§ Exercise details
Do not include the pictures; repeat the rest of the data exactly.

▶

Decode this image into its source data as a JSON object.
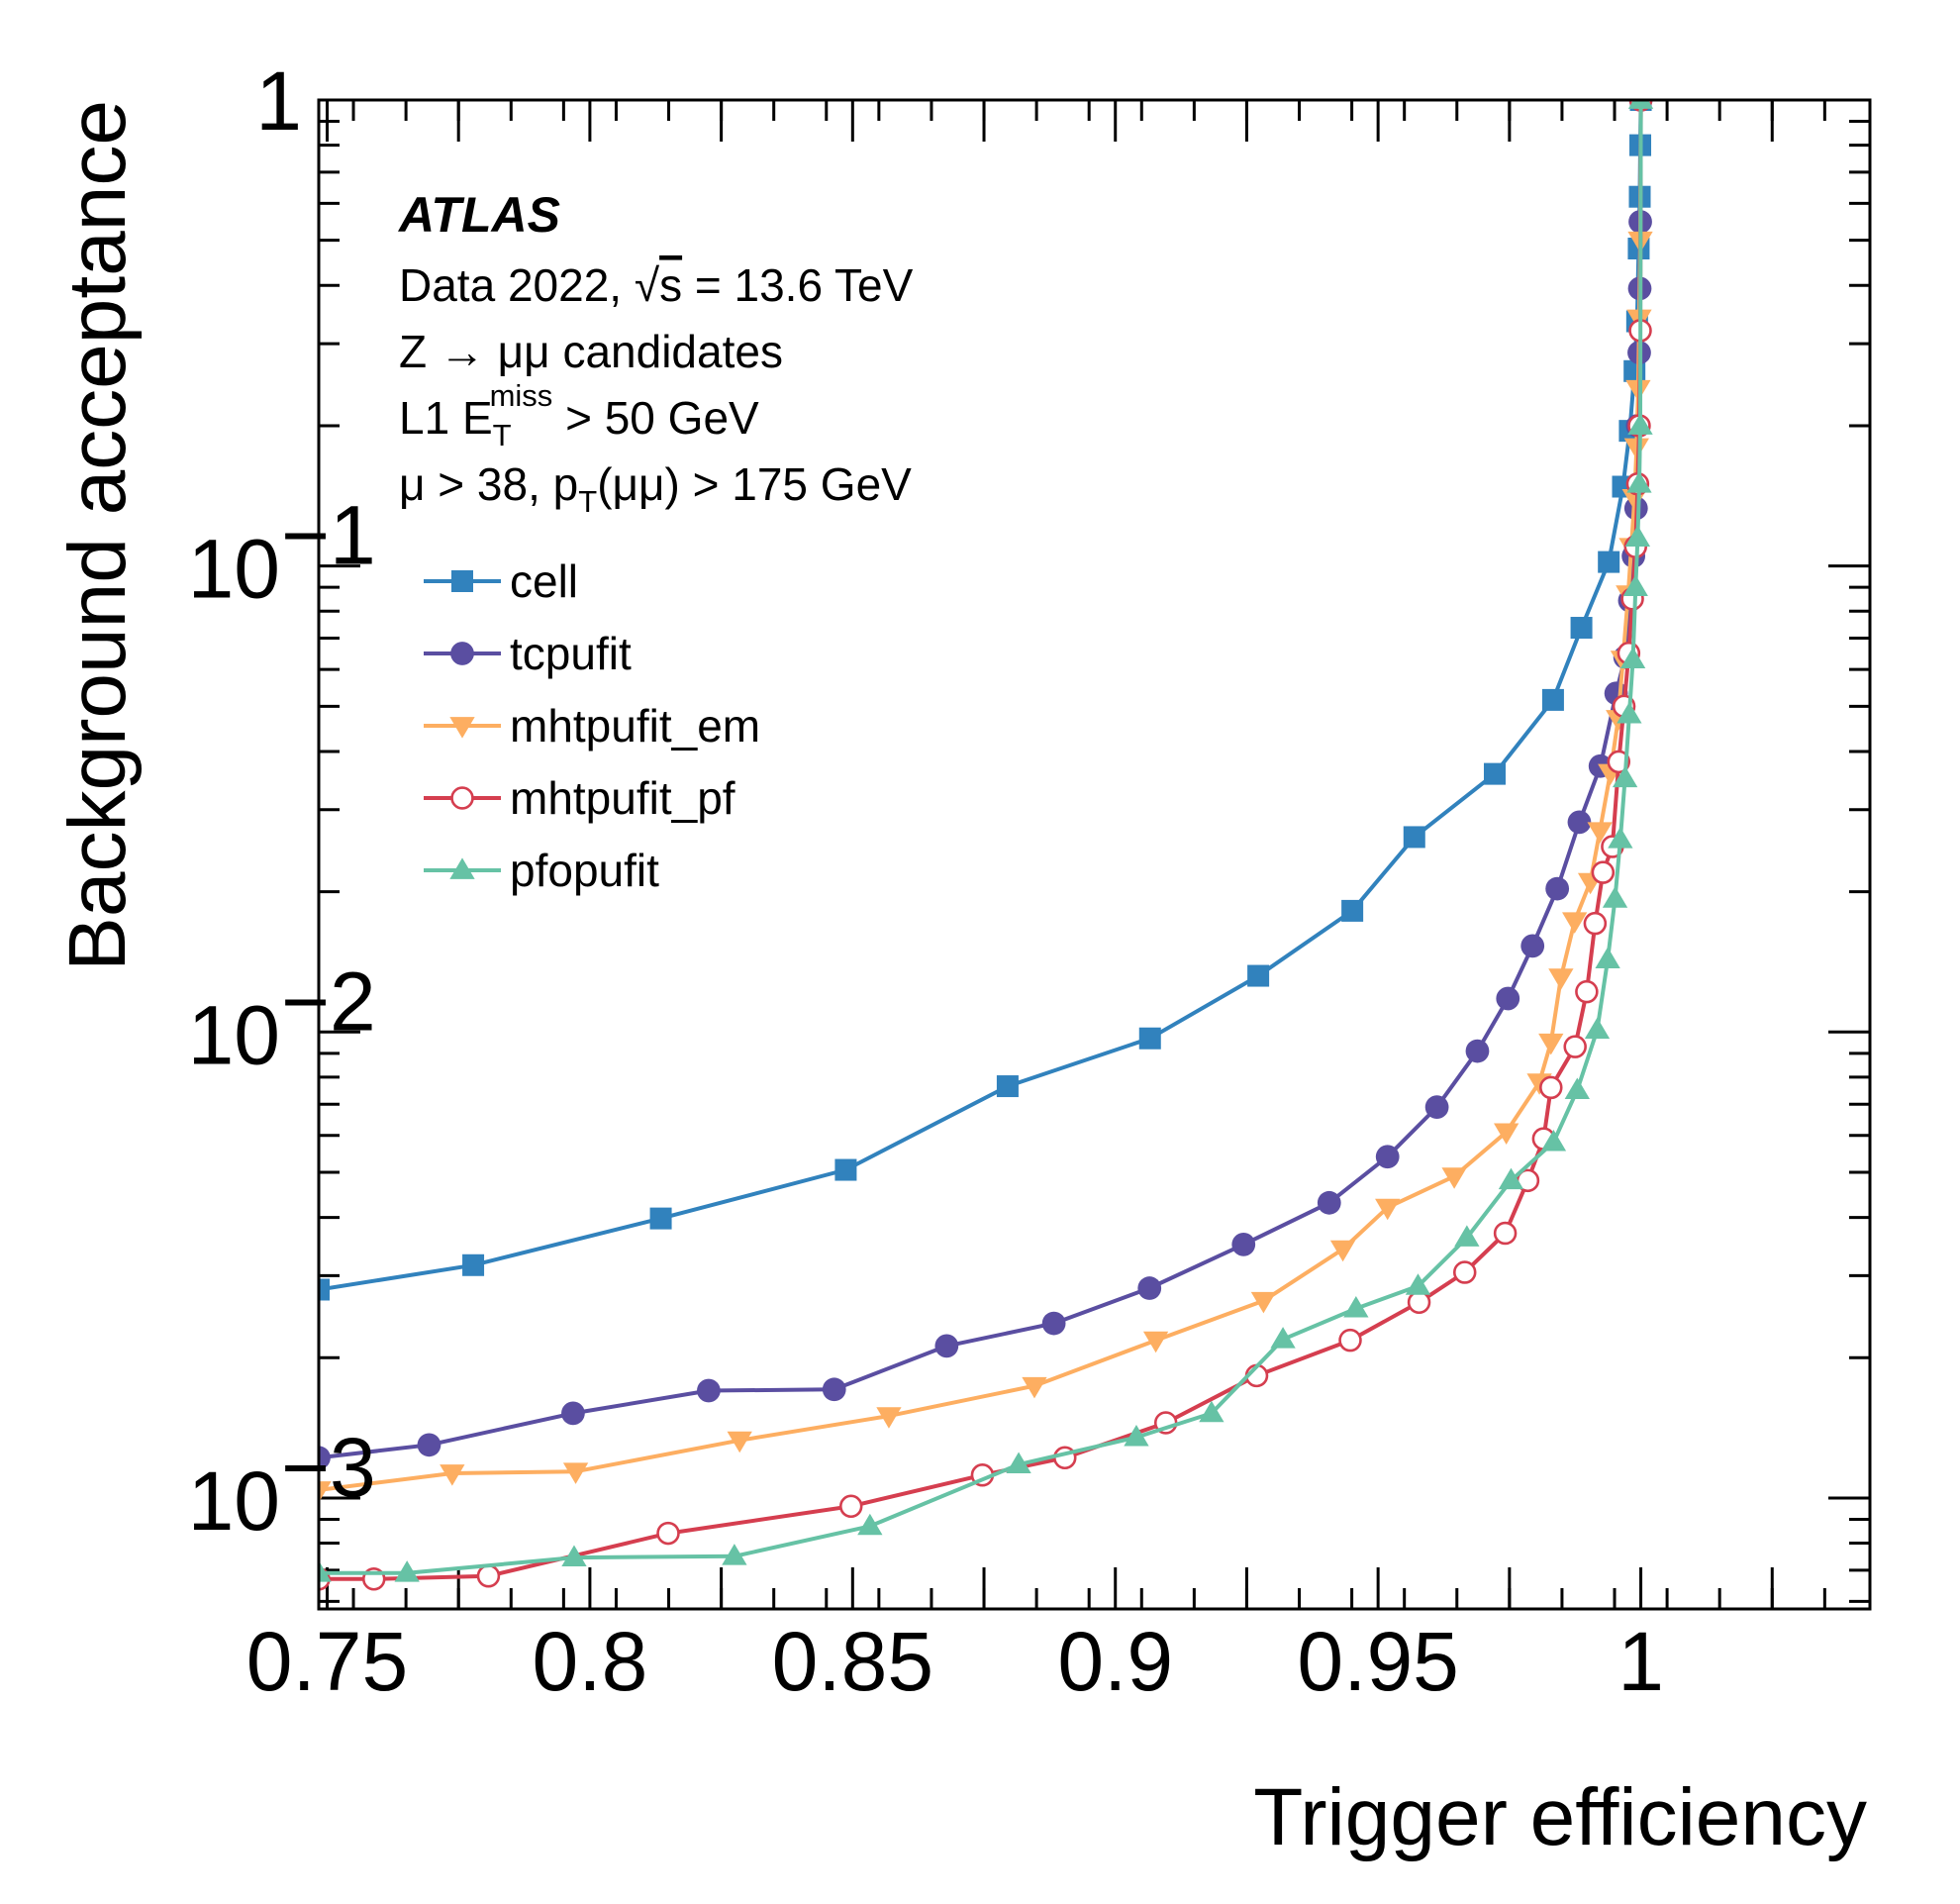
{
  "chart_data": {
    "type": "line",
    "title": "",
    "xlabel": "Trigger efficiency",
    "ylabel": "Background acceptance",
    "xlim": [
      0.7484,
      1.0436
    ],
    "ylim": [
      0.000578,
      1.0
    ],
    "yscale": "log",
    "grid": false,
    "legend_position": "top-left",
    "x_tick_labels": [
      {
        "value": 0.75,
        "label": "0.75"
      },
      {
        "value": 0.8,
        "label": "0.8"
      },
      {
        "value": 0.85,
        "label": "0.85"
      },
      {
        "value": 0.9,
        "label": "0.9"
      },
      {
        "value": 0.95,
        "label": "0.95"
      },
      {
        "value": 1.0,
        "label": "1"
      }
    ],
    "y_tick_labels": [
      {
        "value": 0.001,
        "base": "10",
        "exp": "−3"
      },
      {
        "value": 0.01,
        "base": "10",
        "exp": "−2"
      },
      {
        "value": 0.1,
        "base": "10",
        "exp": "−1"
      },
      {
        "value": 1.0,
        "base": "1",
        "exp": ""
      }
    ],
    "annotations": {
      "experiment": "ATLAS",
      "data_line_prefix": "Data 2022, ",
      "sqrt_symbol": "√",
      "sqrt_arg": "s",
      "data_line_suffix": " = 13.6 TeV",
      "sample": "Z → μμ candidates",
      "l1_prefix": "L1 E",
      "l1_sub": "T",
      "l1_sup": "miss",
      "l1_suffix": " > 50 GeV",
      "sel_prefix": "μ > 38, p",
      "sel_sub": "T",
      "sel_suffix": "(μμ) > 175 GeV"
    },
    "series": [
      {
        "name": "cell",
        "color": "#3182bd",
        "marker": "square",
        "x": [
          0.7484,
          0.7778,
          0.8135,
          0.8487,
          0.8795,
          0.9066,
          0.9272,
          0.9451,
          0.9569,
          0.9722,
          0.9833,
          0.9887,
          0.9939,
          0.9966,
          0.9979,
          0.9988,
          0.9993,
          0.9996,
          0.9998,
          0.9999,
          1.0
        ],
        "y": [
          0.0028,
          0.00316,
          0.00398,
          0.00506,
          0.00765,
          0.00969,
          0.0132,
          0.0182,
          0.0262,
          0.0358,
          0.0516,
          0.0737,
          0.102,
          0.148,
          0.195,
          0.262,
          0.335,
          0.48,
          0.62,
          0.8,
          1.0
        ]
      },
      {
        "name": "tcpufit",
        "color": "#5a4ea1",
        "marker": "circle",
        "x": [
          0.7484,
          0.7694,
          0.7968,
          0.8226,
          0.8465,
          0.8679,
          0.8883,
          0.9065,
          0.9244,
          0.9407,
          0.9518,
          0.9612,
          0.9689,
          0.9747,
          0.9794,
          0.9841,
          0.9883,
          0.9923,
          0.9953,
          0.997,
          0.9979,
          0.9986,
          0.9991,
          0.9994,
          0.9997,
          0.9998,
          0.9999,
          1.0
        ],
        "y": [
          0.00122,
          0.0013,
          0.00152,
          0.0017,
          0.00171,
          0.00212,
          0.00237,
          0.00282,
          0.0035,
          0.0043,
          0.0054,
          0.0069,
          0.0091,
          0.0118,
          0.0153,
          0.0203,
          0.0282,
          0.0372,
          0.0533,
          0.0637,
          0.0843,
          0.105,
          0.133,
          0.2,
          0.287,
          0.394,
          0.548,
          1.0
        ]
      },
      {
        "name": "mhtpufit_em",
        "color": "#fdae61",
        "marker": "triangle-down",
        "x": [
          0.7484,
          0.7738,
          0.7973,
          0.8285,
          0.8569,
          0.8846,
          0.9077,
          0.9282,
          0.9433,
          0.9518,
          0.9645,
          0.9744,
          0.9807,
          0.9829,
          0.9848,
          0.9874,
          0.9904,
          0.9922,
          0.9942,
          0.9957,
          0.9966,
          0.9976,
          0.9982,
          0.9988,
          0.9992,
          0.9995,
          0.9997,
          0.9999,
          1.0
        ],
        "y": [
          0.00104,
          0.00113,
          0.00114,
          0.00133,
          0.0015,
          0.00174,
          0.00218,
          0.00265,
          0.00342,
          0.0042,
          0.0049,
          0.0061,
          0.0078,
          0.0095,
          0.0131,
          0.0173,
          0.021,
          0.027,
          0.036,
          0.047,
          0.063,
          0.087,
          0.11,
          0.14,
          0.18,
          0.24,
          0.34,
          0.5,
          1.0
        ]
      },
      {
        "name": "mhtpufit_pf",
        "color": "#d53e4f",
        "marker": "circle-open",
        "x": [
          0.7484,
          0.7589,
          0.7807,
          0.8149,
          0.8497,
          0.8747,
          0.8904,
          0.9096,
          0.9269,
          0.9447,
          0.9578,
          0.9665,
          0.9742,
          0.9785,
          0.9815,
          0.9829,
          0.9875,
          0.9897,
          0.9913,
          0.9928,
          0.9946,
          0.9958,
          0.9968,
          0.9977,
          0.9984,
          0.999,
          0.9994,
          0.9997,
          0.9999,
          1.0
        ],
        "y": [
          0.00067,
          0.00067,
          0.00068,
          0.00084,
          0.00096,
          0.00112,
          0.00122,
          0.00145,
          0.00183,
          0.00218,
          0.00263,
          0.00305,
          0.0037,
          0.0048,
          0.0059,
          0.0076,
          0.0093,
          0.0122,
          0.0171,
          0.022,
          0.025,
          0.038,
          0.05,
          0.065,
          0.085,
          0.11,
          0.15,
          0.2,
          0.32,
          1.0
        ]
      },
      {
        "name": "pfopufit",
        "color": "#66c2a5",
        "marker": "triangle-up",
        "x": [
          0.7484,
          0.7652,
          0.797,
          0.8275,
          0.8533,
          0.8816,
          0.904,
          0.9183,
          0.9319,
          0.9458,
          0.9576,
          0.9669,
          0.9753,
          0.9834,
          0.9879,
          0.9917,
          0.9937,
          0.9951,
          0.9961,
          0.997,
          0.9978,
          0.9985,
          0.999,
          0.9994,
          0.9997,
          0.9999,
          1.0
        ],
        "y": [
          0.00069,
          0.00069,
          0.000745,
          0.00075,
          0.00087,
          0.00118,
          0.00135,
          0.00152,
          0.00219,
          0.00255,
          0.00285,
          0.00362,
          0.0048,
          0.0058,
          0.0075,
          0.0101,
          0.0143,
          0.0193,
          0.0259,
          0.035,
          0.048,
          0.063,
          0.09,
          0.115,
          0.15,
          0.2,
          1.0
        ]
      }
    ]
  }
}
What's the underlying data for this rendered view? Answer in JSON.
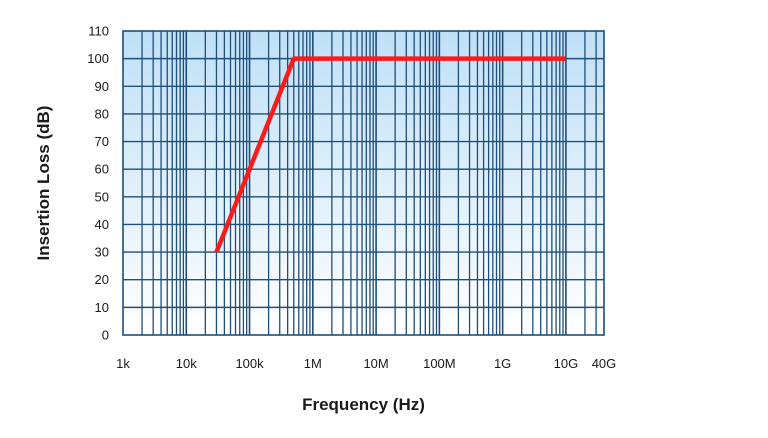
{
  "chart_data": {
    "type": "line",
    "title": "",
    "xlabel": "Frequency (Hz)",
    "ylabel": "Insertion Loss (dB)",
    "x_scale": "log",
    "xlim": [
      1000,
      40000000000
    ],
    "ylim": [
      0,
      110
    ],
    "x_ticks": [
      {
        "value": 1000,
        "label": "1k"
      },
      {
        "value": 10000,
        "label": "10k"
      },
      {
        "value": 100000,
        "label": "100k"
      },
      {
        "value": 1000000,
        "label": "1M"
      },
      {
        "value": 10000000,
        "label": "10M"
      },
      {
        "value": 100000000,
        "label": "100M"
      },
      {
        "value": 1000000000,
        "label": "1G"
      },
      {
        "value": 10000000000,
        "label": "10G"
      },
      {
        "value": 40000000000,
        "label": "40G"
      }
    ],
    "y_ticks": [
      0,
      10,
      20,
      30,
      40,
      50,
      60,
      70,
      80,
      90,
      100,
      110
    ],
    "grid": true,
    "series": [
      {
        "x": [
          30000,
          500000,
          10000000000
        ],
        "y": [
          30,
          100,
          100
        ],
        "color": "#ff1a1a"
      }
    ],
    "colors": {
      "plot_bg_top": "#bfe0f7",
      "plot_bg_bottom": "#ffffff",
      "grid": "#1f4e79",
      "line": "#ff1a1a"
    }
  }
}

◀

§ The result
Decode this image into its source data as a JSON object.
{
  "chart_data": {
    "type": "line",
    "title": "",
    "xlabel": "Trigger efficiency",
    "ylabel": "Background acceptance",
    "xlim": [
      0.7484,
      1.0436
    ],
    "ylim": [
      0.000578,
      1.0
    ],
    "yscale": "log",
    "grid": false,
    "legend_position": "top-left",
    "x_tick_labels": [
      {
        "value": 0.75,
        "label": "0.75"
      },
      {
        "value": 0.8,
        "label": "0.8"
      },
      {
        "value": 0.85,
        "label": "0.85"
      },
      {
        "value": 0.9,
        "label": "0.9"
      },
      {
        "value": 0.95,
        "label": "0.95"
      },
      {
        "value": 1.0,
        "label": "1"
      }
    ],
    "y_tick_labels": [
      {
        "value": 0.001,
        "base": "10",
        "exp": "−3"
      },
      {
        "value": 0.01,
        "base": "10",
        "exp": "−2"
      },
      {
        "value": 0.1,
        "base": "10",
        "exp": "−1"
      },
      {
        "value": 1.0,
        "base": "1",
        "exp": ""
      }
    ],
    "annotations": {
      "experiment": "ATLAS",
      "data_line_prefix": "Data 2022, ",
      "sqrt_symbol": "√",
      "sqrt_arg": "s",
      "data_line_suffix": " = 13.6 TeV",
      "sample": "Z → μμ candidates",
      "l1_prefix": "L1 E",
      "l1_sub": "T",
      "l1_sup": "miss",
      "l1_suffix": " > 50 GeV",
      "sel_prefix": "μ > 38, p",
      "sel_sub": "T",
      "sel_suffix": "(μμ) > 175 GeV"
    },
    "series": [
      {
        "name": "cell",
        "color": "#3182bd",
        "marker": "square",
        "x": [
          0.7484,
          0.7778,
          0.8135,
          0.8487,
          0.8795,
          0.9066,
          0.9272,
          0.9451,
          0.9569,
          0.9722,
          0.9833,
          0.9887,
          0.9939,
          0.9966,
          0.9979,
          0.9988,
          0.9993,
          0.9996,
          0.9998,
          0.9999,
          1.0
        ],
        "y": [
          0.0028,
          0.00316,
          0.00398,
          0.00506,
          0.00765,
          0.00969,
          0.0132,
          0.0182,
          0.0262,
          0.0358,
          0.0516,
          0.0737,
          0.102,
          0.148,
          0.195,
          0.262,
          0.335,
          0.48,
          0.62,
          0.8,
          1.0
        ]
      },
      {
        "name": "tcpufit",
        "color": "#5a4ea1",
        "marker": "circle",
        "x": [
          0.7484,
          0.7694,
          0.7968,
          0.8226,
          0.8465,
          0.8679,
          0.8883,
          0.9065,
          0.9244,
          0.9407,
          0.9518,
          0.9612,
          0.9689,
          0.9747,
          0.9794,
          0.9841,
          0.9883,
          0.9923,
          0.9953,
          0.997,
          0.9979,
          0.9986,
          0.9991,
          0.9994,
          0.9997,
          0.9998,
          0.9999,
          1.0
        ],
        "y": [
          0.00122,
          0.0013,
          0.00152,
          0.0017,
          0.00171,
          0.00212,
          0.00237,
          0.00282,
          0.0035,
          0.0043,
          0.0054,
          0.0069,
          0.0091,
          0.0118,
          0.0153,
          0.0203,
          0.0282,
          0.0372,
          0.0533,
          0.0637,
          0.0843,
          0.105,
          0.133,
          0.2,
          0.287,
          0.394,
          0.548,
          1.0
        ]
      },
      {
        "name": "mhtpufit_em",
        "color": "#fdae61",
        "marker": "triangle-down",
        "x": [
          0.7484,
          0.7738,
          0.7973,
          0.8285,
          0.8569,
          0.8846,
          0.9077,
          0.9282,
          0.9433,
          0.9518,
          0.9645,
          0.9744,
          0.9807,
          0.9829,
          0.9848,
          0.9874,
          0.9904,
          0.9922,
          0.9942,
          0.9957,
          0.9966,
          0.9976,
          0.9982,
          0.9988,
          0.9992,
          0.9995,
          0.9997,
          0.9999,
          1.0
        ],
        "y": [
          0.00104,
          0.00113,
          0.00114,
          0.00133,
          0.0015,
          0.00174,
          0.00218,
          0.00265,
          0.00342,
          0.0042,
          0.0049,
          0.0061,
          0.0078,
          0.0095,
          0.0131,
          0.0173,
          0.021,
          0.027,
          0.036,
          0.047,
          0.063,
          0.087,
          0.11,
          0.14,
          0.18,
          0.24,
          0.34,
          0.5,
          1.0
        ]
      },
      {
        "name": "mhtpufit_pf",
        "color": "#d53e4f",
        "marker": "circle-open",
        "x": [
          0.7484,
          0.7589,
          0.7807,
          0.8149,
          0.8497,
          0.8747,
          0.8904,
          0.9096,
          0.9269,
          0.9447,
          0.9578,
          0.9665,
          0.9742,
          0.9785,
          0.9815,
          0.9829,
          0.9875,
          0.9897,
          0.9913,
          0.9928,
          0.9946,
          0.9958,
          0.9968,
          0.9977,
          0.9984,
          0.999,
          0.9994,
          0.9997,
          0.9999,
          1.0
        ],
        "y": [
          0.00067,
          0.00067,
          0.00068,
          0.00084,
          0.00096,
          0.00112,
          0.00122,
          0.00145,
          0.00183,
          0.00218,
          0.00263,
          0.00305,
          0.0037,
          0.0048,
          0.0059,
          0.0076,
          0.0093,
          0.0122,
          0.0171,
          0.022,
          0.025,
          0.038,
          0.05,
          0.065,
          0.085,
          0.11,
          0.15,
          0.2,
          0.32,
          1.0
        ]
      },
      {
        "name": "pfopufit",
        "color": "#66c2a5",
        "marker": "triangle-up",
        "x": [
          0.7484,
          0.7652,
          0.797,
          0.8275,
          0.8533,
          0.8816,
          0.904,
          0.9183,
          0.9319,
          0.9458,
          0.9576,
          0.9669,
          0.9753,
          0.9834,
          0.9879,
          0.9917,
          0.9937,
          0.9951,
          0.9961,
          0.997,
          0.9978,
          0.9985,
          0.999,
          0.9994,
          0.9997,
          0.9999,
          1.0
        ],
        "y": [
          0.00069,
          0.00069,
          0.000745,
          0.00075,
          0.00087,
          0.00118,
          0.00135,
          0.00152,
          0.00219,
          0.00255,
          0.00285,
          0.00362,
          0.0048,
          0.0058,
          0.0075,
          0.0101,
          0.0143,
          0.0193,
          0.0259,
          0.035,
          0.048,
          0.063,
          0.09,
          0.115,
          0.15,
          0.2,
          1.0
        ]
      }
    ]
  }
}
What's the underlying data for this rendered view? Answer in JSON.
{
  "chart_data": {
    "type": "line",
    "title": "",
    "xlabel": "Frequency (Hz)",
    "ylabel": "Insertion Loss (dB)",
    "x_scale": "log",
    "xlim": [
      1000,
      40000000000
    ],
    "ylim": [
      0,
      110
    ],
    "x_ticks": [
      {
        "value": 1000,
        "label": "1k"
      },
      {
        "value": 10000,
        "label": "10k"
      },
      {
        "value": 100000,
        "label": "100k"
      },
      {
        "value": 1000000,
        "label": "1M"
      },
      {
        "value": 10000000,
        "label": "10M"
      },
      {
        "value": 100000000,
        "label": "100M"
      },
      {
        "value": 1000000000,
        "label": "1G"
      },
      {
        "value": 10000000000,
        "label": "10G"
      },
      {
        "value": 40000000000,
        "label": "40G"
      }
    ],
    "y_ticks": [
      0,
      10,
      20,
      30,
      40,
      50,
      60,
      70,
      80,
      90,
      100,
      110
    ],
    "grid": true,
    "series": [
      {
        "x": [
          30000,
          500000,
          10000000000
        ],
        "y": [
          30,
          100,
          100
        ],
        "color": "#ff1a1a"
      }
    ],
    "colors": {
      "plot_bg_top": "#bfe0f7",
      "plot_bg_bottom": "#ffffff",
      "grid": "#1f4e79",
      "line": "#ff1a1a"
    }
  }
}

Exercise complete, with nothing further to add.